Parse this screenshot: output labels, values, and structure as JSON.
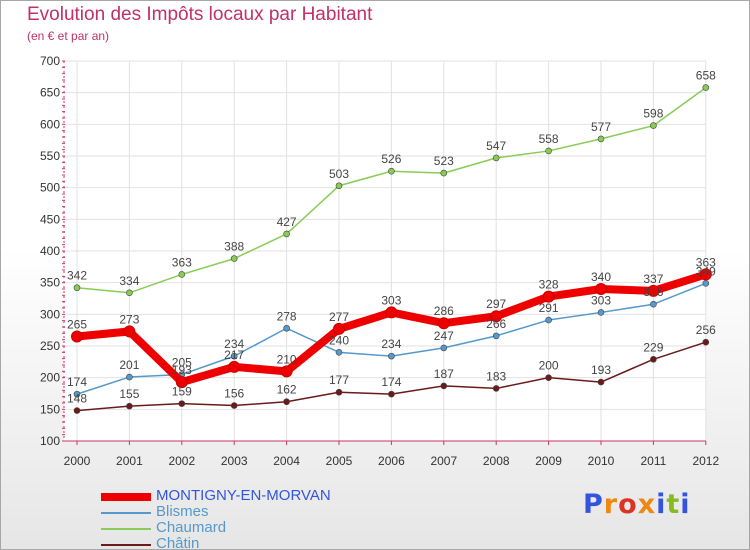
{
  "chart_data": {
    "type": "line",
    "title": "Evolution des Impôts locaux par Habitant",
    "subtitle": "(en € et par an)",
    "xlabel": "",
    "ylabel": "",
    "x": [
      "2000",
      "2001",
      "2002",
      "2003",
      "2004",
      "2005",
      "2006",
      "2007",
      "2008",
      "2009",
      "2010",
      "2011",
      "2012"
    ],
    "ylim": [
      100,
      700
    ],
    "yticks": [
      "100",
      "150",
      "200",
      "250",
      "300",
      "350",
      "400",
      "450",
      "500",
      "550",
      "600",
      "650",
      "700"
    ],
    "grid": true,
    "legend_position": "bottom-left",
    "series": [
      {
        "name": "Châtin",
        "color": "#6b1a1a",
        "values": [
          148,
          155,
          159,
          156,
          162,
          177,
          174,
          187,
          183,
          200,
          193,
          229,
          256
        ],
        "labels": [
          "148",
          "155",
          "159",
          "156",
          "162",
          "177",
          "174",
          "187",
          "183",
          "200",
          "193",
          "229",
          "256"
        ]
      },
      {
        "name": "Chaumard",
        "color": "#88cc55",
        "values": [
          342,
          334,
          363,
          388,
          427,
          503,
          526,
          523,
          547,
          558,
          577,
          598,
          658
        ],
        "labels": [
          "342",
          "334",
          "363",
          "388",
          "427",
          "503",
          "526",
          "523",
          "547",
          "558",
          "577",
          "598",
          "658"
        ]
      },
      {
        "name": "Blismes",
        "color": "#5599cc",
        "values": [
          174,
          201,
          205,
          234,
          278,
          240,
          234,
          247,
          266,
          291,
          303,
          316,
          349
        ],
        "labels": [
          "174",
          "201",
          "205",
          "234",
          "278",
          "240",
          "234",
          "247",
          "266",
          "291",
          "303",
          "316",
          "349"
        ]
      },
      {
        "name": "MONTIGNY-EN-MORVAN",
        "color": "#ee0000",
        "values": [
          265,
          273,
          193,
          217,
          210,
          277,
          303,
          286,
          297,
          328,
          340,
          337,
          363
        ],
        "labels": [
          "265",
          "273",
          "193",
          "217",
          "210",
          "277",
          "303",
          "286",
          "297",
          "328",
          "340",
          "337",
          "363"
        ]
      }
    ]
  },
  "legend": [
    {
      "name": "MONTIGNY-EN-MORVAN",
      "color": "#ee0000",
      "text_color": "#3355dd",
      "thickness": 8
    },
    {
      "name": "Blismes",
      "color": "#5599cc",
      "text_color": "#5599cc",
      "thickness": 2
    },
    {
      "name": "Chaumard",
      "color": "#88cc55",
      "text_color": "#5599cc",
      "thickness": 2
    },
    {
      "name": "Châtin",
      "color": "#6b1a1a",
      "text_color": "#5599cc",
      "thickness": 2
    }
  ],
  "logo": {
    "text": "Proxiti",
    "letter_colors": [
      "#3355dd",
      "#ee8811",
      "#dd3322",
      "#ee8811",
      "#3355dd",
      "#88bb22",
      "#3355dd"
    ]
  }
}
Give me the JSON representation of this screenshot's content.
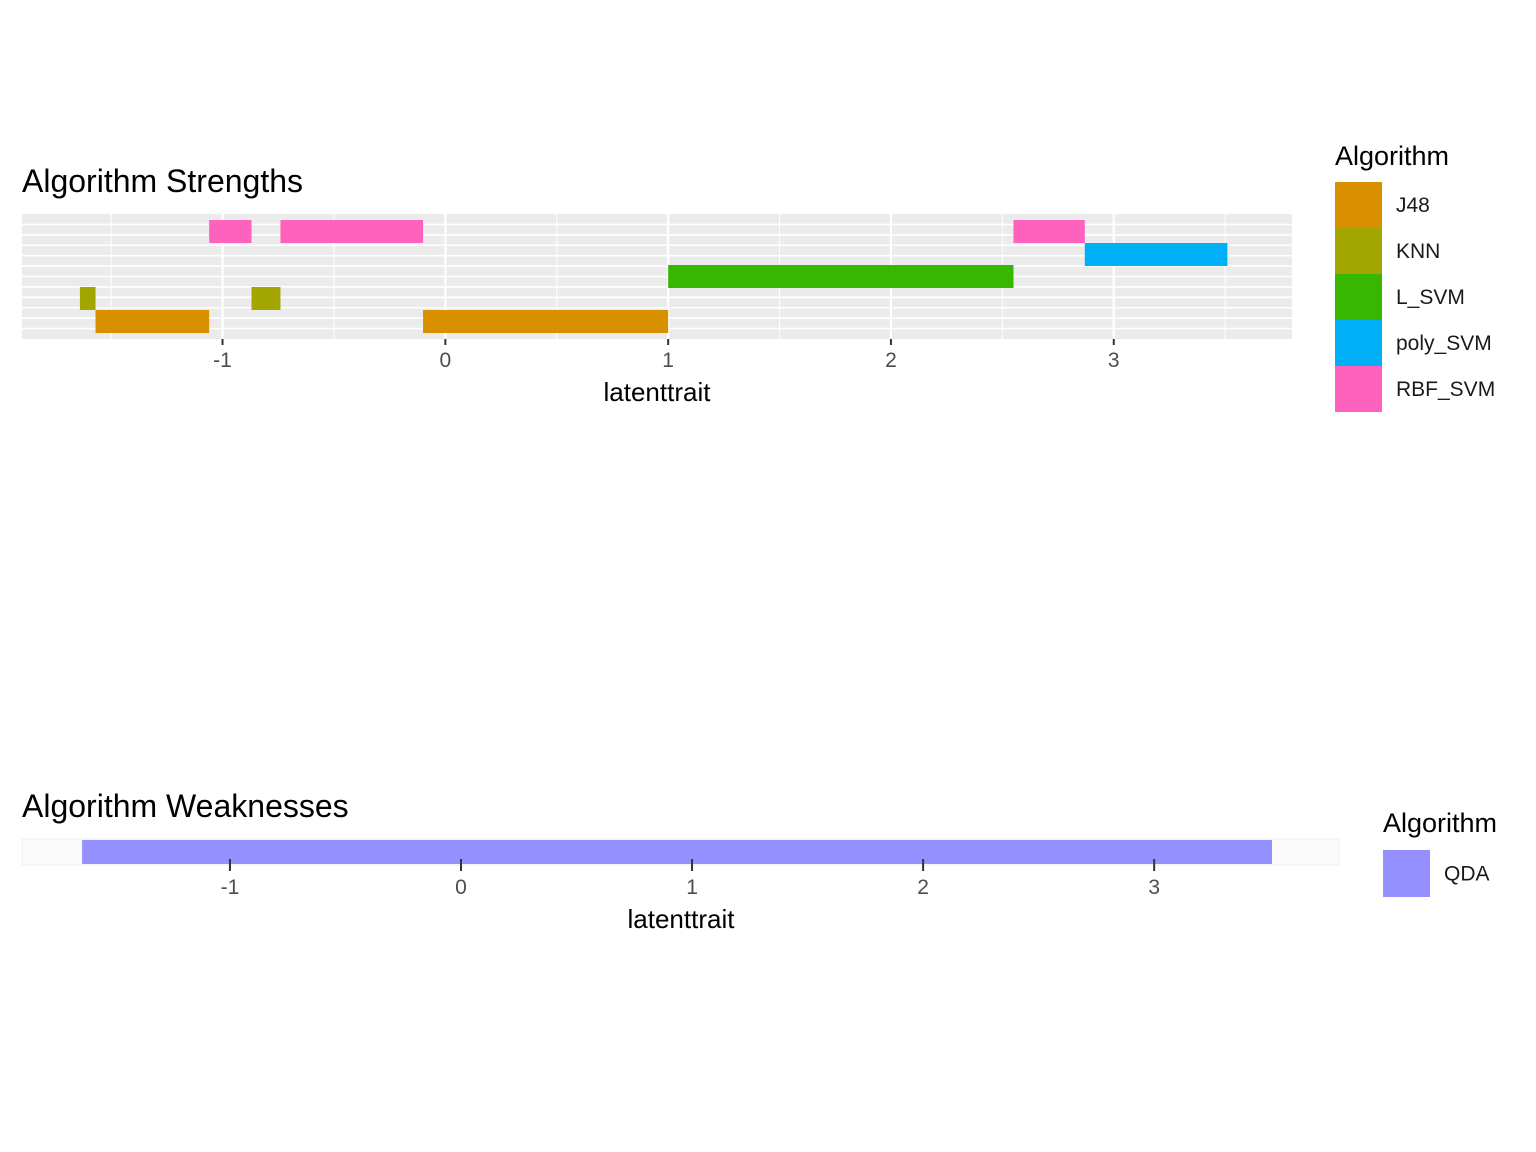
{
  "chart_data": [
    {
      "type": "bar",
      "orientation": "horizontal-ranges",
      "title": "Algorithm Strengths",
      "xlabel": "latenttrait",
      "ylabel": "",
      "xlim": [
        -1.9,
        3.8
      ],
      "xticks": [
        -1,
        0,
        1,
        2,
        3
      ],
      "grid": true,
      "legend": {
        "title": "Algorithm",
        "position": "right"
      },
      "series": [
        {
          "name": "J48",
          "color": "#D89000",
          "segments": [
            [
              -1.57,
              -1.06
            ],
            [
              -0.1,
              1.0
            ]
          ]
        },
        {
          "name": "KNN",
          "color": "#A3A500",
          "segments": [
            [
              -1.64,
              -1.57
            ],
            [
              -0.87,
              -0.74
            ]
          ]
        },
        {
          "name": "L_SVM",
          "color": "#39B600",
          "segments": [
            [
              1.0,
              2.55
            ]
          ]
        },
        {
          "name": "poly_SVM",
          "color": "#00B0F6",
          "segments": [
            [
              2.87,
              3.51
            ]
          ]
        },
        {
          "name": "RBF_SVM",
          "color": "#FF62BC",
          "segments": [
            [
              -1.06,
              -0.87
            ],
            [
              -0.74,
              -0.1
            ],
            [
              2.55,
              2.87
            ]
          ]
        }
      ]
    },
    {
      "type": "bar",
      "orientation": "horizontal-ranges",
      "title": "Algorithm Weaknesses",
      "xlabel": "latenttrait",
      "ylabel": "",
      "xlim": [
        -1.9,
        3.8
      ],
      "xticks": [
        -1,
        0,
        1,
        2,
        3
      ],
      "grid": true,
      "legend": {
        "title": "Algorithm",
        "position": "right"
      },
      "series": [
        {
          "name": "QDA",
          "color": "#9590FF",
          "segments": [
            [
              -1.64,
              3.51
            ]
          ]
        }
      ]
    }
  ]
}
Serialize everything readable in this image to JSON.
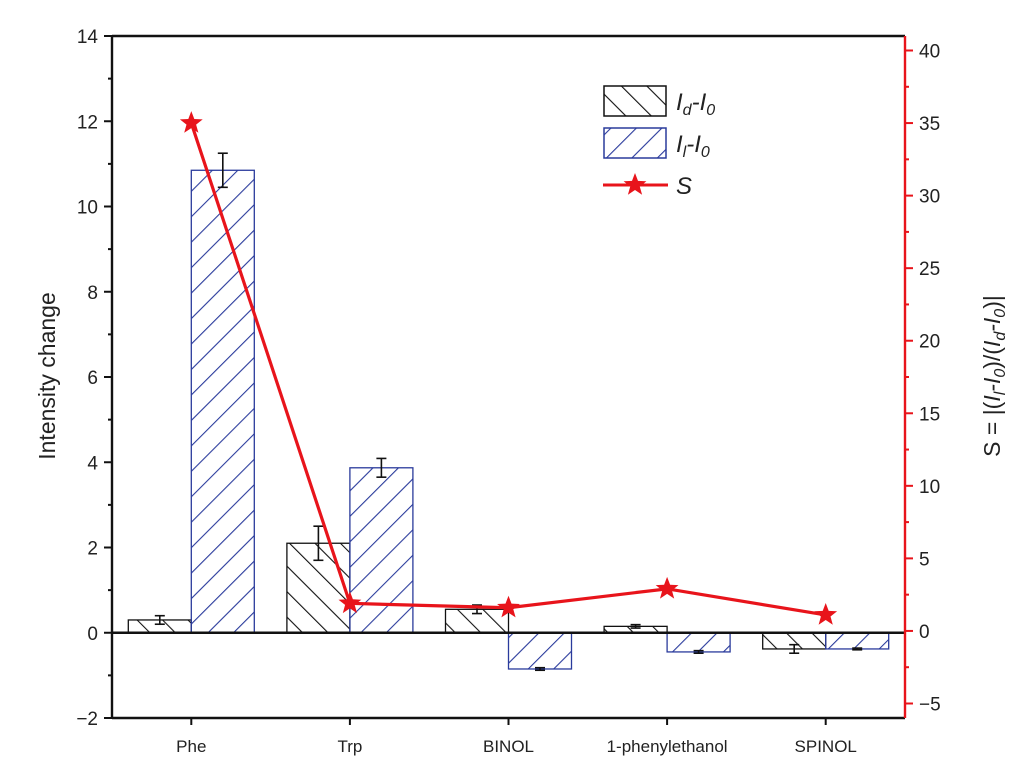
{
  "chart_data": {
    "type": "bar",
    "categories": [
      "Phe",
      "Trp",
      "BINOL",
      "1-phenylethanol",
      "SPINOL"
    ],
    "ylabel": "Intensity change",
    "ylim": [
      -2,
      14
    ],
    "yticks": [
      -2,
      0,
      2,
      4,
      6,
      8,
      10,
      12,
      14
    ],
    "y2label": {
      "prefix": "S = |(",
      "a": "I",
      "a_sub": "l",
      "b": "-I",
      "b_sub": "0",
      "mid": ")/(",
      "c": "I",
      "c_sub": "d",
      "d": "-I",
      "d_sub": "0",
      "suffix": ")|"
    },
    "y2lim": [
      -6,
      41
    ],
    "y2ticks": [
      -5,
      0,
      5,
      10,
      15,
      20,
      25,
      30,
      35,
      40
    ],
    "series": [
      {
        "name": "Id-I0",
        "label_main": "I",
        "label_sub1": "d",
        "label_mid": "-I",
        "label_sub2": "0",
        "kind": "bar",
        "color": "#111111",
        "hatch": "backslash",
        "values": [
          0.3,
          2.1,
          0.55,
          0.15,
          -0.38
        ],
        "errors": [
          0.1,
          0.4,
          0.1,
          0.04,
          0.1
        ]
      },
      {
        "name": "Il-I0",
        "label_main": "I",
        "label_sub1": "l",
        "label_mid": "-I",
        "label_sub2": "0",
        "kind": "bar",
        "color": "#2a3b9c",
        "hatch": "slash",
        "values": [
          10.85,
          3.87,
          -0.85,
          -0.45,
          -0.38
        ],
        "errors": [
          0.4,
          0.22,
          0.03,
          0.03,
          0.02
        ]
      },
      {
        "name": "S",
        "label_main": "S",
        "kind": "line",
        "axis": "right",
        "color": "#e8141b",
        "marker": "star",
        "values": [
          35,
          1.9,
          1.6,
          2.9,
          1.1
        ]
      }
    ],
    "legend_position": "top-right",
    "grid": false
  }
}
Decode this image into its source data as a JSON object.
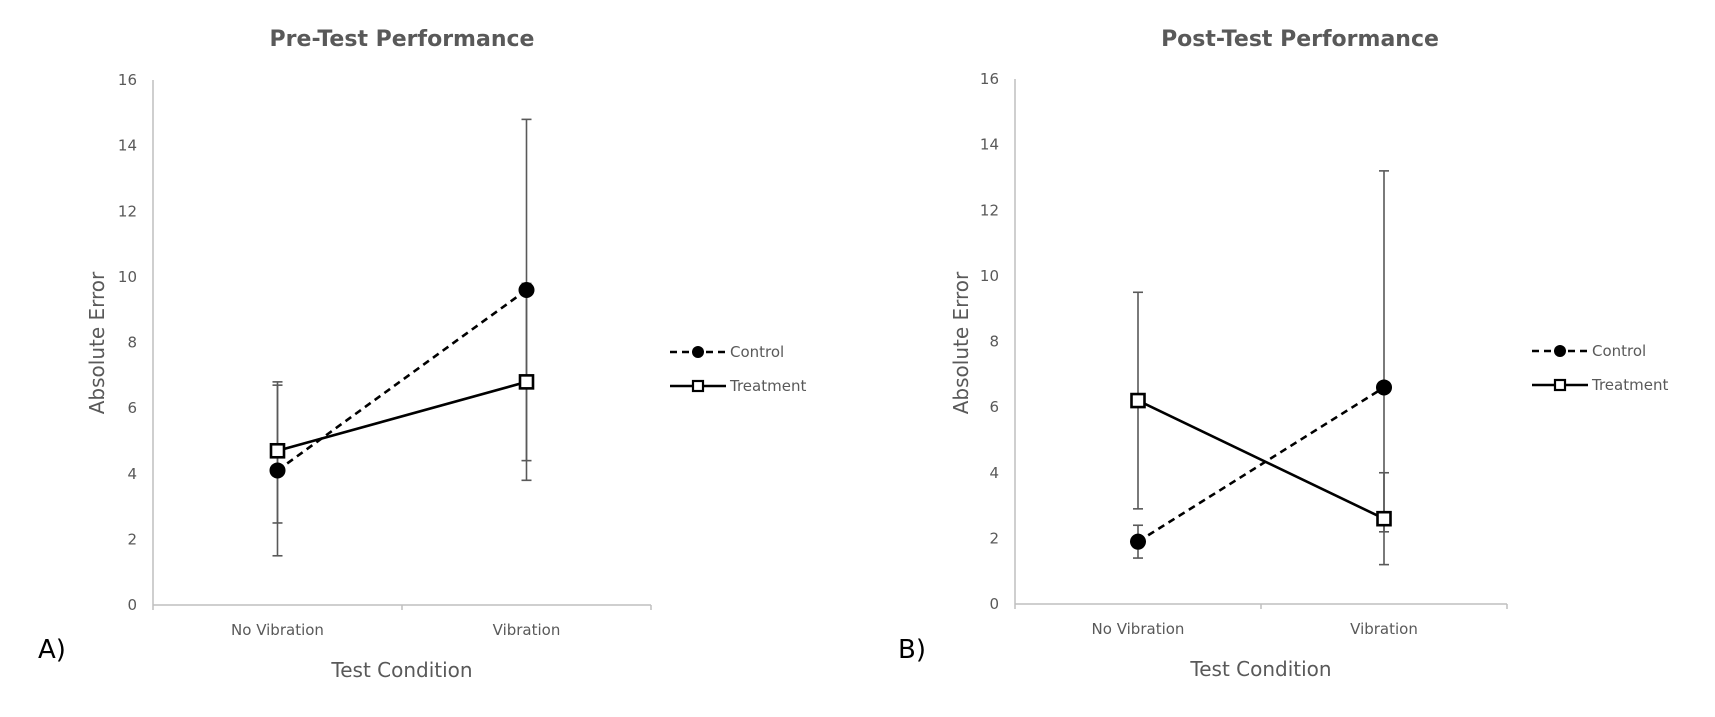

# EXERCISE DETAILS:
Exclude every picture and copy the remaining data exactly.

# EXPECTED ANSWER:
Parse this screenshot: output labels, values, and structure as JSON.
{
  "chart_data": {
    "type": "line",
    "title": "Evolution des Impôts locaux par Habitant",
    "subtitle": "(en € et par an)",
    "xlabel": "",
    "ylabel": "",
    "x": [
      "2000",
      "2001",
      "2002",
      "2003",
      "2004",
      "2005",
      "2006",
      "2007",
      "2008",
      "2009",
      "2010",
      "2011",
      "2012"
    ],
    "ylim": [
      100,
      700
    ],
    "yticks": [
      "100",
      "150",
      "200",
      "250",
      "300",
      "350",
      "400",
      "450",
      "500",
      "550",
      "600",
      "650",
      "700"
    ],
    "grid": true,
    "legend_position": "bottom-left",
    "series": [
      {
        "name": "Châtin",
        "color": "#6b1a1a",
        "values": [
          148,
          155,
          159,
          156,
          162,
          177,
          174,
          187,
          183,
          200,
          193,
          229,
          256
        ],
        "labels": [
          "148",
          "155",
          "159",
          "156",
          "162",
          "177",
          "174",
          "187",
          "183",
          "200",
          "193",
          "229",
          "256"
        ]
      },
      {
        "name": "Chaumard",
        "color": "#88cc55",
        "values": [
          342,
          334,
          363,
          388,
          427,
          503,
          526,
          523,
          547,
          558,
          577,
          598,
          658
        ],
        "labels": [
          "342",
          "334",
          "363",
          "388",
          "427",
          "503",
          "526",
          "523",
          "547",
          "558",
          "577",
          "598",
          "658"
        ]
      },
      {
        "name": "Blismes",
        "color": "#5599cc",
        "values": [
          174,
          201,
          205,
          234,
          278,
          240,
          234,
          247,
          266,
          291,
          303,
          316,
          349
        ],
        "labels": [
          "174",
          "201",
          "205",
          "234",
          "278",
          "240",
          "234",
          "247",
          "266",
          "291",
          "303",
          "316",
          "349"
        ]
      },
      {
        "name": "MONTIGNY-EN-MORVAN",
        "color": "#ee0000",
        "values": [
          265,
          273,
          193,
          217,
          210,
          277,
          303,
          286,
          297,
          328,
          340,
          337,
          363
        ],
        "labels": [
          "265",
          "273",
          "193",
          "217",
          "210",
          "277",
          "303",
          "286",
          "297",
          "328",
          "340",
          "337",
          "363"
        ]
      }
    ]
  },
  "legend": [
    {
      "name": "MONTIGNY-EN-MORVAN",
      "color": "#ee0000",
      "text_color": "#3355dd",
      "thickness": 8
    },
    {
      "name": "Blismes",
      "color": "#5599cc",
      "text_color": "#5599cc",
      "thickness": 2
    },
    {
      "name": "Chaumard",
      "color": "#88cc55",
      "text_color": "#5599cc",
      "thickness": 2
    },
    {
      "name": "Châtin",
      "color": "#6b1a1a",
      "text_color": "#5599cc",
      "thickness": 2
    }
  ],
  "logo": {
    "text": "Proxiti",
    "letter_colors": [
      "#3355dd",
      "#ee8811",
      "#dd3322",
      "#ee8811",
      "#3355dd",
      "#88bb22",
      "#3355dd"
    ]
  }
}
Give me the JSON representation of this screenshot's content.
{
  "chart_data": [
    {
      "type": "bar",
      "orientation": "horizontal-ranges",
      "title": "Algorithm Strengths",
      "xlabel": "latenttrait",
      "ylabel": "",
      "xlim": [
        -1.9,
        3.8
      ],
      "xticks": [
        -1,
        0,
        1,
        2,
        3
      ],
      "grid": true,
      "legend": {
        "title": "Algorithm",
        "position": "right"
      },
      "series": [
        {
          "name": "J48",
          "color": "#D89000",
          "segments": [
            [
              -1.57,
              -1.06
            ],
            [
              -0.1,
              1.0
            ]
          ]
        },
        {
          "name": "KNN",
          "color": "#A3A500",
          "segments": [
            [
              -1.64,
              -1.57
            ],
            [
              -0.87,
              -0.74
            ]
          ]
        },
        {
          "name": "L_SVM",
          "color": "#39B600",
          "segments": [
            [
              1.0,
              2.55
            ]
          ]
        },
        {
          "name": "poly_SVM",
          "color": "#00B0F6",
          "segments": [
            [
              2.87,
              3.51
            ]
          ]
        },
        {
          "name": "RBF_SVM",
          "color": "#FF62BC",
          "segments": [
            [
              -1.06,
              -0.87
            ],
            [
              -0.74,
              -0.1
            ],
            [
              2.55,
              2.87
            ]
          ]
        }
      ]
    },
    {
      "type": "bar",
      "orientation": "horizontal-ranges",
      "title": "Algorithm Weaknesses",
      "xlabel": "latenttrait",
      "ylabel": "",
      "xlim": [
        -1.9,
        3.8
      ],
      "xticks": [
        -1,
        0,
        1,
        2,
        3
      ],
      "grid": true,
      "legend": {
        "title": "Algorithm",
        "position": "right"
      },
      "series": [
        {
          "name": "QDA",
          "color": "#9590FF",
          "segments": [
            [
              -1.64,
              3.51
            ]
          ]
        }
      ]
    }
  ]
}
Serialize everything readable in this image to JSON.
{
  "chart_data": {
    "type": "bar",
    "categories": [
      "Phe",
      "Trp",
      "BINOL",
      "1-phenylethanol",
      "SPINOL"
    ],
    "ylabel": "Intensity change",
    "ylim": [
      -2,
      14
    ],
    "yticks": [
      -2,
      0,
      2,
      4,
      6,
      8,
      10,
      12,
      14
    ],
    "y2label": {
      "prefix": "S = |(",
      "a": "I",
      "a_sub": "l",
      "b": "-I",
      "b_sub": "0",
      "mid": ")/(",
      "c": "I",
      "c_sub": "d",
      "d": "-I",
      "d_sub": "0",
      "suffix": ")|"
    },
    "y2lim": [
      -6,
      41
    ],
    "y2ticks": [
      -5,
      0,
      5,
      10,
      15,
      20,
      25,
      30,
      35,
      40
    ],
    "series": [
      {
        "name": "Id-I0",
        "label_main": "I",
        "label_sub1": "d",
        "label_mid": "-I",
        "label_sub2": "0",
        "kind": "bar",
        "color": "#111111",
        "hatch": "backslash",
        "values": [
          0.3,
          2.1,
          0.55,
          0.15,
          -0.38
        ],
        "errors": [
          0.1,
          0.4,
          0.1,
          0.04,
          0.1
        ]
      },
      {
        "name": "Il-I0",
        "label_main": "I",
        "label_sub1": "l",
        "label_mid": "-I",
        "label_sub2": "0",
        "kind": "bar",
        "color": "#2a3b9c",
        "hatch": "slash",
        "values": [
          10.85,
          3.87,
          -0.85,
          -0.45,
          -0.38
        ],
        "errors": [
          0.4,
          0.22,
          0.03,
          0.03,
          0.02
        ]
      },
      {
        "name": "S",
        "label_main": "S",
        "kind": "line",
        "axis": "right",
        "color": "#e8141b",
        "marker": "star",
        "values": [
          35,
          1.9,
          1.6,
          2.9,
          1.1
        ]
      }
    ],
    "legend_position": "top-right",
    "grid": false
  }
}
Decode this image into its source data as a JSON object.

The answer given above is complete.